╭─ Supplied entries
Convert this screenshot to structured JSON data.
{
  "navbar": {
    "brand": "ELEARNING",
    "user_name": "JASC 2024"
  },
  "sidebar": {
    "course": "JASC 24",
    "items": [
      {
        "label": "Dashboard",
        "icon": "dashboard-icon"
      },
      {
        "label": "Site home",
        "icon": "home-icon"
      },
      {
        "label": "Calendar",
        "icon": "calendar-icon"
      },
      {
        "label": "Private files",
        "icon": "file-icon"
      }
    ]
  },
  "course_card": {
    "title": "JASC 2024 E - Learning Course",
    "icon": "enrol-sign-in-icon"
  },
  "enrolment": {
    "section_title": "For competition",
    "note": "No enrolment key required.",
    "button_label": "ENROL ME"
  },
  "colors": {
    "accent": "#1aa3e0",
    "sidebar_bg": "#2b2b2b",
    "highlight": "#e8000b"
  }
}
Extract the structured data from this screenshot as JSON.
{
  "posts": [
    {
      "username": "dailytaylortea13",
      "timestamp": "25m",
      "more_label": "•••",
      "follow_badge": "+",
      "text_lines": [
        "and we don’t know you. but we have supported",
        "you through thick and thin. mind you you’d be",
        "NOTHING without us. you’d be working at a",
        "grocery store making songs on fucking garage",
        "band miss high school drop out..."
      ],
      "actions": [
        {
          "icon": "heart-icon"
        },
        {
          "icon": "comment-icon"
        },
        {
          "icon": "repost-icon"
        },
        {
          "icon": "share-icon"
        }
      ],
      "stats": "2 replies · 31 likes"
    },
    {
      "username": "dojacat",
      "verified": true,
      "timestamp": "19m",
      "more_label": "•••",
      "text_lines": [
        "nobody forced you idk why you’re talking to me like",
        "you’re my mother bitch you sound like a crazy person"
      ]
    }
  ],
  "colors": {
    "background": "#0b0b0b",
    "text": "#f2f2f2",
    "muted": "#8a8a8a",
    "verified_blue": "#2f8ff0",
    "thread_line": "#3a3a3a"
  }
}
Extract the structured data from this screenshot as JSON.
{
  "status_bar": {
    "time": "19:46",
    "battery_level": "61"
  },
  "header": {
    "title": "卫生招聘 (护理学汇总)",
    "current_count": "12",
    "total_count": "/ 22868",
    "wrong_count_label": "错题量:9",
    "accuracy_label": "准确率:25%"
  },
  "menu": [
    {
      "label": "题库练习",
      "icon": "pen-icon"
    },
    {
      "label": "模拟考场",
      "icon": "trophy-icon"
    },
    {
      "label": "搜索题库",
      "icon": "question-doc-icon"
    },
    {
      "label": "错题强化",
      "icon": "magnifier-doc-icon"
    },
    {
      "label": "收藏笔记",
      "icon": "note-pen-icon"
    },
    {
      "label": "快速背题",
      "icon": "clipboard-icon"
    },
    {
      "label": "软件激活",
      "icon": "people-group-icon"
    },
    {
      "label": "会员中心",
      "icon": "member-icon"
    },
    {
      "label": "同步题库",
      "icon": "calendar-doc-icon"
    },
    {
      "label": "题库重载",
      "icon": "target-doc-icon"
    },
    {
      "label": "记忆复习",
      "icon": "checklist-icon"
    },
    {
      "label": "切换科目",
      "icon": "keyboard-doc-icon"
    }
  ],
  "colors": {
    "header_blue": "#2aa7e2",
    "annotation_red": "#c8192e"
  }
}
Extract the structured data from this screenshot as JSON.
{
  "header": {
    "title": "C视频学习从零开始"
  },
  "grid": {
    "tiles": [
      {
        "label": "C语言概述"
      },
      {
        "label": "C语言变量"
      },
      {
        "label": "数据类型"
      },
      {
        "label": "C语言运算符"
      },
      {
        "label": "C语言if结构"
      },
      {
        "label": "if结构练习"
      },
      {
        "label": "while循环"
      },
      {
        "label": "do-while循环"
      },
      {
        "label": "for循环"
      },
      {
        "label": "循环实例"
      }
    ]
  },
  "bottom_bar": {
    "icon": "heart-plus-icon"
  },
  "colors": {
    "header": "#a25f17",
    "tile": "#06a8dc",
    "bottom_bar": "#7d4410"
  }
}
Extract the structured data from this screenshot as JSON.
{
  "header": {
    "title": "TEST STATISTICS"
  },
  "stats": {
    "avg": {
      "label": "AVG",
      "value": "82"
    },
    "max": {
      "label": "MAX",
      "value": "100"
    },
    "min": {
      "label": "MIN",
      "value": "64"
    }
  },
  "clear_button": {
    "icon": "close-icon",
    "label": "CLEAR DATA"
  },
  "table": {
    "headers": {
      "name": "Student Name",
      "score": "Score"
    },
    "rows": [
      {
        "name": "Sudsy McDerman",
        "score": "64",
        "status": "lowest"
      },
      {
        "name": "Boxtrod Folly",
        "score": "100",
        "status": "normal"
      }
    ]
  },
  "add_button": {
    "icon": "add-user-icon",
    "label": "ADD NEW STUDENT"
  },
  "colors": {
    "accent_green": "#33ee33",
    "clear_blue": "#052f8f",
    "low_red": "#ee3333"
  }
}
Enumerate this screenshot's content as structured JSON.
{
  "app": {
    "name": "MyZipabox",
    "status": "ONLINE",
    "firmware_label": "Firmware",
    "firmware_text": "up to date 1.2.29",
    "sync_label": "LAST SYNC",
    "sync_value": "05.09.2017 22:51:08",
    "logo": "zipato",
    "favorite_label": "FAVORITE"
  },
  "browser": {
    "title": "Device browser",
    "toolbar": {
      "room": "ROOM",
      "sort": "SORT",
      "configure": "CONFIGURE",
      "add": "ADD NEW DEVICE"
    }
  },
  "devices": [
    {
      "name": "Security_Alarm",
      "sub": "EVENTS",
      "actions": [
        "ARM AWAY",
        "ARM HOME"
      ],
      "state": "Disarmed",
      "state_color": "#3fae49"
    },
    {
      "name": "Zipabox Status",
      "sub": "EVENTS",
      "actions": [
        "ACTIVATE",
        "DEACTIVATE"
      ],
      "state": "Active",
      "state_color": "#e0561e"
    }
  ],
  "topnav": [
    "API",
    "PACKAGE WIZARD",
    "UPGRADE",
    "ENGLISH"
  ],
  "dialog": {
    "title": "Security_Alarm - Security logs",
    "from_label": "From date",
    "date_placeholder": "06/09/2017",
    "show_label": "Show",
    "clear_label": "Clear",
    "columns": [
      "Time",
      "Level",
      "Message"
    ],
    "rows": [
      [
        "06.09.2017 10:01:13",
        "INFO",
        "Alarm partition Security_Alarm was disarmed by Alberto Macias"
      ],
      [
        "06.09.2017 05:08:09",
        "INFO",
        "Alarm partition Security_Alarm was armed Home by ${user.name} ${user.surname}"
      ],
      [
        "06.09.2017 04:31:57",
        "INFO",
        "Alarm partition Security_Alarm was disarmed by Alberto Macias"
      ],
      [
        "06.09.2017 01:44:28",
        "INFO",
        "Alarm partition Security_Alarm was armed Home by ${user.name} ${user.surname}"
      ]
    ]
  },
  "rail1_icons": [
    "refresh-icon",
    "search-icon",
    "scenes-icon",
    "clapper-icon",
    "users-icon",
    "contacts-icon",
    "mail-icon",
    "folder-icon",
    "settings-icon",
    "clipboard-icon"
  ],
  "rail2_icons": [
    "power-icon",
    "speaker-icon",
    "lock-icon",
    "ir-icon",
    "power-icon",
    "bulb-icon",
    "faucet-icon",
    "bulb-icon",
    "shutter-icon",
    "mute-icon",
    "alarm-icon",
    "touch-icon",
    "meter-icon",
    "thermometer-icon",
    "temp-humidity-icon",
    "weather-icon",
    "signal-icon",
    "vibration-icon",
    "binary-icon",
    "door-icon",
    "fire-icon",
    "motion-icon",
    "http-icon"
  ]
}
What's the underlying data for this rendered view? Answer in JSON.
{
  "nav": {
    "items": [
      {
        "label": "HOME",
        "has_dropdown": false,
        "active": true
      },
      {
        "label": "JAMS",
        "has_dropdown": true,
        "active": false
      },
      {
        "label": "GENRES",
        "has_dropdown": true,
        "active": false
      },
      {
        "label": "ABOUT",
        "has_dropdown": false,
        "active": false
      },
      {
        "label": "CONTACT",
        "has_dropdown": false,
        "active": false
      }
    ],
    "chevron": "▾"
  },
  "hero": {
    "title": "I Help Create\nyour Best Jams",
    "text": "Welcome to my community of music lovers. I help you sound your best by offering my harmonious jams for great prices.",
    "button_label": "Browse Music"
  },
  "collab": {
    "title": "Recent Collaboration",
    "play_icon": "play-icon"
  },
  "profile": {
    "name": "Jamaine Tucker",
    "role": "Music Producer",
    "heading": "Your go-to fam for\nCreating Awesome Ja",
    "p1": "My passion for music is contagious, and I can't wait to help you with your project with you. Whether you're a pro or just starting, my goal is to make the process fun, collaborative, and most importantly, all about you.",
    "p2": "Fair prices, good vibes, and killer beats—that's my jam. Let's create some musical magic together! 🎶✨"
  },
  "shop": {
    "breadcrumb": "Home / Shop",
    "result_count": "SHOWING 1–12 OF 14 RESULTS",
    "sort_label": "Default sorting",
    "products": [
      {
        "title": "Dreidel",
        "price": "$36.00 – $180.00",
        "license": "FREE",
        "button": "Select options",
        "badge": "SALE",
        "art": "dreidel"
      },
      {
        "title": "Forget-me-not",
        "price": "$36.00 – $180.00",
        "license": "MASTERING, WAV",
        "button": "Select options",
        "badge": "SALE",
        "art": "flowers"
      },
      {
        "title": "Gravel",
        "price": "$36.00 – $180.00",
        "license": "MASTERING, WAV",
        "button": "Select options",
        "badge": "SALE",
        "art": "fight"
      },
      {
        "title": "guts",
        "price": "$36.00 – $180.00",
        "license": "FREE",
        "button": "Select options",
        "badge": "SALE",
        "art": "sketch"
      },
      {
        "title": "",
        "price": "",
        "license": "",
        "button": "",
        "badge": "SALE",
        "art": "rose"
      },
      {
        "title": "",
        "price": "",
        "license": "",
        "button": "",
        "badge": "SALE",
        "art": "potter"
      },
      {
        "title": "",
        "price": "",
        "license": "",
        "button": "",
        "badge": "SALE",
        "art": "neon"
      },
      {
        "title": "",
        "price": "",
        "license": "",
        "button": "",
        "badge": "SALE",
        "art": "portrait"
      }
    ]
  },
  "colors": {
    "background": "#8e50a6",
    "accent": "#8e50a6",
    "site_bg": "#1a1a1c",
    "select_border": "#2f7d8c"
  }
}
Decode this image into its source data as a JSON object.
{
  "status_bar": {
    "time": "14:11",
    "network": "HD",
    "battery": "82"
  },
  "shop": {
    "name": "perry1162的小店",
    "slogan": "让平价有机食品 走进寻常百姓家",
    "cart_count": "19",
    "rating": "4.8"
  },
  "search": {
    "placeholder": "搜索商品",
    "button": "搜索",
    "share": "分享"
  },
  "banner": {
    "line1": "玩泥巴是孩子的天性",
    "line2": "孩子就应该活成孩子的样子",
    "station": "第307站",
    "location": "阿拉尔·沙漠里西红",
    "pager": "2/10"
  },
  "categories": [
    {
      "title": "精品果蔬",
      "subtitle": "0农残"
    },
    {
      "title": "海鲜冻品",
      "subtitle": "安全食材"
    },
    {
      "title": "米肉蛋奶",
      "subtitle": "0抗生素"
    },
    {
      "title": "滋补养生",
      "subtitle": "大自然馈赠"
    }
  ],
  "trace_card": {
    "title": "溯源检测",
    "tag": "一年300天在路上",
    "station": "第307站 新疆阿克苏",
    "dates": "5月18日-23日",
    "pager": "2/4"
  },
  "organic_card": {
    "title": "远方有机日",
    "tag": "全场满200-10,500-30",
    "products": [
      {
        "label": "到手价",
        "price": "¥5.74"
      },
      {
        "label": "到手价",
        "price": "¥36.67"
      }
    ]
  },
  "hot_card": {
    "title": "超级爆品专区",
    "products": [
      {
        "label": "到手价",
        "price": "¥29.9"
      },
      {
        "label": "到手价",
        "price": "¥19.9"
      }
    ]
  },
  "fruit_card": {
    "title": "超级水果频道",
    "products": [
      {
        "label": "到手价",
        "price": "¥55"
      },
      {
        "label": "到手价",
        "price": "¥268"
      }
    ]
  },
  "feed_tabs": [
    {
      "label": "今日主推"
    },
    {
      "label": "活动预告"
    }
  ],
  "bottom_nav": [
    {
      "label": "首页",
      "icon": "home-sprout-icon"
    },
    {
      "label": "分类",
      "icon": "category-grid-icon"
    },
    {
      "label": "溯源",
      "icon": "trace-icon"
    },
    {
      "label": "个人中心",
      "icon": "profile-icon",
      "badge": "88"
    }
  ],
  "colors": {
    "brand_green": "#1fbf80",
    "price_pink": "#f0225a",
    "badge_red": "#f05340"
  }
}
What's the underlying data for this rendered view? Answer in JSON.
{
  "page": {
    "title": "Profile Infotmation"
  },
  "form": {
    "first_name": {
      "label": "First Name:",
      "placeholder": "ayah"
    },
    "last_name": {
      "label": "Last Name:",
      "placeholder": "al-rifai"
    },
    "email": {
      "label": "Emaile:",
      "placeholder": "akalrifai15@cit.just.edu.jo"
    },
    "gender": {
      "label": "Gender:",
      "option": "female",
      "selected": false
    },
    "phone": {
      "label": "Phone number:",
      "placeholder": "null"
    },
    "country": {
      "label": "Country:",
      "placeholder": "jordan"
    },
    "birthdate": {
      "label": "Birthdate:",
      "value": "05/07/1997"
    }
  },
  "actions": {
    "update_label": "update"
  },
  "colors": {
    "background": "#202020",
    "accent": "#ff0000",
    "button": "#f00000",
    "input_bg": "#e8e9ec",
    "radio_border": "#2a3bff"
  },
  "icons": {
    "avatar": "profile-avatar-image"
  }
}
╰─
- **What to do**
From the data above, copy each line where the string "JASC" appears.

- **Exercise result**
    "user_name": "JASC 2024"
    "course": "JASC 24",
    "title": "JASC 2024 E - Learning Course",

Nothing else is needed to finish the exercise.